** BEGIN **

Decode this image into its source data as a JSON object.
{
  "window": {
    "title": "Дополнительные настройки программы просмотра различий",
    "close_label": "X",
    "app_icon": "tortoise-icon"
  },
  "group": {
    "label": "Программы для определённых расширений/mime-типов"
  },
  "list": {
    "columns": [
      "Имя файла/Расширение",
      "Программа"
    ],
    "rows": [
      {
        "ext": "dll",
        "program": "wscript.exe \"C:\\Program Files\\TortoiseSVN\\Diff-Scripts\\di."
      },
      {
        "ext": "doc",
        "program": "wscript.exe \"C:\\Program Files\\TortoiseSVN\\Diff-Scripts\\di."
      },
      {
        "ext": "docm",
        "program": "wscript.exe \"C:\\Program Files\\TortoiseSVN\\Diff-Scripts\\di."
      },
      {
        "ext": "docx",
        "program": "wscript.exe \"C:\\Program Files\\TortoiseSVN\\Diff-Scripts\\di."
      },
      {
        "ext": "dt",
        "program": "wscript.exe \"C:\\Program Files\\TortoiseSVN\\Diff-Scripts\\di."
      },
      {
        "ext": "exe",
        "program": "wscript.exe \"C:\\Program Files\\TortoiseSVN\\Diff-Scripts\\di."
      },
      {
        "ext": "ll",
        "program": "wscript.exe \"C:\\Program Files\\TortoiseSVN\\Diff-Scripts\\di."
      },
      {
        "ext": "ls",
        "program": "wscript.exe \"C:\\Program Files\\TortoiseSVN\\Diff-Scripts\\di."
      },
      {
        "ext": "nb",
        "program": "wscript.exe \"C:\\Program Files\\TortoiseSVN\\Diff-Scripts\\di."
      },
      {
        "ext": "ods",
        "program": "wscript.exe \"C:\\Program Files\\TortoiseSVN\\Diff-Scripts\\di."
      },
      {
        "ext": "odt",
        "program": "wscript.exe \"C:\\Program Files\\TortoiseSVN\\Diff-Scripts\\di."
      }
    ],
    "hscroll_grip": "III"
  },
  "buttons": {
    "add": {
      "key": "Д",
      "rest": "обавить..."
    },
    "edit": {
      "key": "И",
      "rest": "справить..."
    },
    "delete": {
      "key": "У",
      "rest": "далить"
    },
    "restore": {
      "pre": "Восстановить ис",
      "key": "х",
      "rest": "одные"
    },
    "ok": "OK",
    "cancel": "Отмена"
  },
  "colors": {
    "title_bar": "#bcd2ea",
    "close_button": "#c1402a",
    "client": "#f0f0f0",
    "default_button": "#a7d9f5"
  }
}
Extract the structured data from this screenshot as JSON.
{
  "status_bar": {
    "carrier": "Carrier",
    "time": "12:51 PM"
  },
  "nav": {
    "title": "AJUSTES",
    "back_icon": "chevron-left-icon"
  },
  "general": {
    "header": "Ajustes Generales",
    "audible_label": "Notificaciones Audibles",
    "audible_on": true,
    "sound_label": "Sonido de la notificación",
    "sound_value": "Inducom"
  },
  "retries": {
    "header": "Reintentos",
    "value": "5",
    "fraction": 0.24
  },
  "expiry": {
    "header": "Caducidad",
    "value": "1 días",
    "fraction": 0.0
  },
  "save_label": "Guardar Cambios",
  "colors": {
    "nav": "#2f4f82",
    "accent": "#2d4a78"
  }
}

** END **

TASK STATEMENT
Report the number of lines above containing the word "header", with no other text.

SOLUTION TO THIS EXERCISE
3